**TASK STATEMENT:**
Draw out every line with the word "Equity" from the listing below.
*** MATERIAL FOR THIS EXERCISE ***
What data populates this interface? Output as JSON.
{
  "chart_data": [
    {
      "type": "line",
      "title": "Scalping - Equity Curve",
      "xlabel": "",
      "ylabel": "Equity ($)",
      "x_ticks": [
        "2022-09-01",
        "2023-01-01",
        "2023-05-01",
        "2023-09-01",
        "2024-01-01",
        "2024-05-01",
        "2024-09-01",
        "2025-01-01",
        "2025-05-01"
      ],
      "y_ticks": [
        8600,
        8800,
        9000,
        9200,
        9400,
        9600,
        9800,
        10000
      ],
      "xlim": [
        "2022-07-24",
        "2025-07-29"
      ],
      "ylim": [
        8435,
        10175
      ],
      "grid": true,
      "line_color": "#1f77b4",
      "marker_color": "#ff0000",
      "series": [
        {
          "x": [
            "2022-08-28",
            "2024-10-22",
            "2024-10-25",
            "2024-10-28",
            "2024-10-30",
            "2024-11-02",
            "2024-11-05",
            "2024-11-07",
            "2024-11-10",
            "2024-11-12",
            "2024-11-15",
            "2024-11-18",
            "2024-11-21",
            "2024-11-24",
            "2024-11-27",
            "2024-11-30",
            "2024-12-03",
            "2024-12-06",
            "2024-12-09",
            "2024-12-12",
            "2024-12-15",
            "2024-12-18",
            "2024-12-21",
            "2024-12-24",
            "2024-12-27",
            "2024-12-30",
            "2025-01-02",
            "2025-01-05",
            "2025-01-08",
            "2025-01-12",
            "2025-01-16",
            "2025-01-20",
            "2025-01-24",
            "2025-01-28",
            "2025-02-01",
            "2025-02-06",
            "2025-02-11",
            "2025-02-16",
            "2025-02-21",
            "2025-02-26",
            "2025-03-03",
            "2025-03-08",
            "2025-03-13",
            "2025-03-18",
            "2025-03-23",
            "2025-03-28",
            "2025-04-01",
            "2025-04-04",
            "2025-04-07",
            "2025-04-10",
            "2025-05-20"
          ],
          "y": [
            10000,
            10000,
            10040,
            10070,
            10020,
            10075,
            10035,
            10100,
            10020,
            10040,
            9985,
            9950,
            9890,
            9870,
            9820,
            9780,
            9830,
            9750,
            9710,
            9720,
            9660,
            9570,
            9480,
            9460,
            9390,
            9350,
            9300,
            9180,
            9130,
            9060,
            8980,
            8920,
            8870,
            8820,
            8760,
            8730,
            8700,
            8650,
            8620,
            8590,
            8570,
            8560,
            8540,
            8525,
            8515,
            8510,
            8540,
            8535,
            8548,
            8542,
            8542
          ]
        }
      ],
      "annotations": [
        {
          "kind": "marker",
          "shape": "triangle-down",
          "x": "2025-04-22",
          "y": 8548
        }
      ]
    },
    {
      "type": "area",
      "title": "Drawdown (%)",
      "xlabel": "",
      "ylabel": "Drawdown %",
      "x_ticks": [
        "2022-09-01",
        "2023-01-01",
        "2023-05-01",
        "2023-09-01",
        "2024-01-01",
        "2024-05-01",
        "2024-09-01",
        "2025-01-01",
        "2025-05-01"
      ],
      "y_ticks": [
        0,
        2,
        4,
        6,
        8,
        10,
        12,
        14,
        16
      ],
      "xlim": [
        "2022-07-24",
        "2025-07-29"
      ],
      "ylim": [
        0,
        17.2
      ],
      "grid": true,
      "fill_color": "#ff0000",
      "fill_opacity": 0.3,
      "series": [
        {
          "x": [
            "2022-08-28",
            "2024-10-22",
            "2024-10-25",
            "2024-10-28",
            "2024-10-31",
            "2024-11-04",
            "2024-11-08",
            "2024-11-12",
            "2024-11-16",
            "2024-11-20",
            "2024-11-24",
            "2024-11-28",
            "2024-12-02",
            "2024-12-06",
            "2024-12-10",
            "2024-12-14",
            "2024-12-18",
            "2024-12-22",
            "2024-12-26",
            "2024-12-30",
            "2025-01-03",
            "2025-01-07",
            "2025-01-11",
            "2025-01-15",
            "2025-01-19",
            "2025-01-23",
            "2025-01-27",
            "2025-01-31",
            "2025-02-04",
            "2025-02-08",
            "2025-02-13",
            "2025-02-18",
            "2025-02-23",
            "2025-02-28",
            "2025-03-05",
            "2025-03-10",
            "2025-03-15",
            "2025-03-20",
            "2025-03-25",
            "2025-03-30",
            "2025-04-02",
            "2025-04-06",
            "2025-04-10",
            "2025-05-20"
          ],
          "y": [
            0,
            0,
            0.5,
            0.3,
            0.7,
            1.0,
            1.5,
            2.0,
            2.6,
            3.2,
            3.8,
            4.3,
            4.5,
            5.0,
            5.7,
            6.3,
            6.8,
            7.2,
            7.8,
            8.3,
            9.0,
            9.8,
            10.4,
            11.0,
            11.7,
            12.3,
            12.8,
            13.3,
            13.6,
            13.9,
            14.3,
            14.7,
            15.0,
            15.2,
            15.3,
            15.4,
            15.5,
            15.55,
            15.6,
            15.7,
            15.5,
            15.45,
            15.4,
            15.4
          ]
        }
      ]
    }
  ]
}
***
**TASK ANSWER:**
      "title": "Scalping - Equity Curve",
      "ylabel": "Equity ($)",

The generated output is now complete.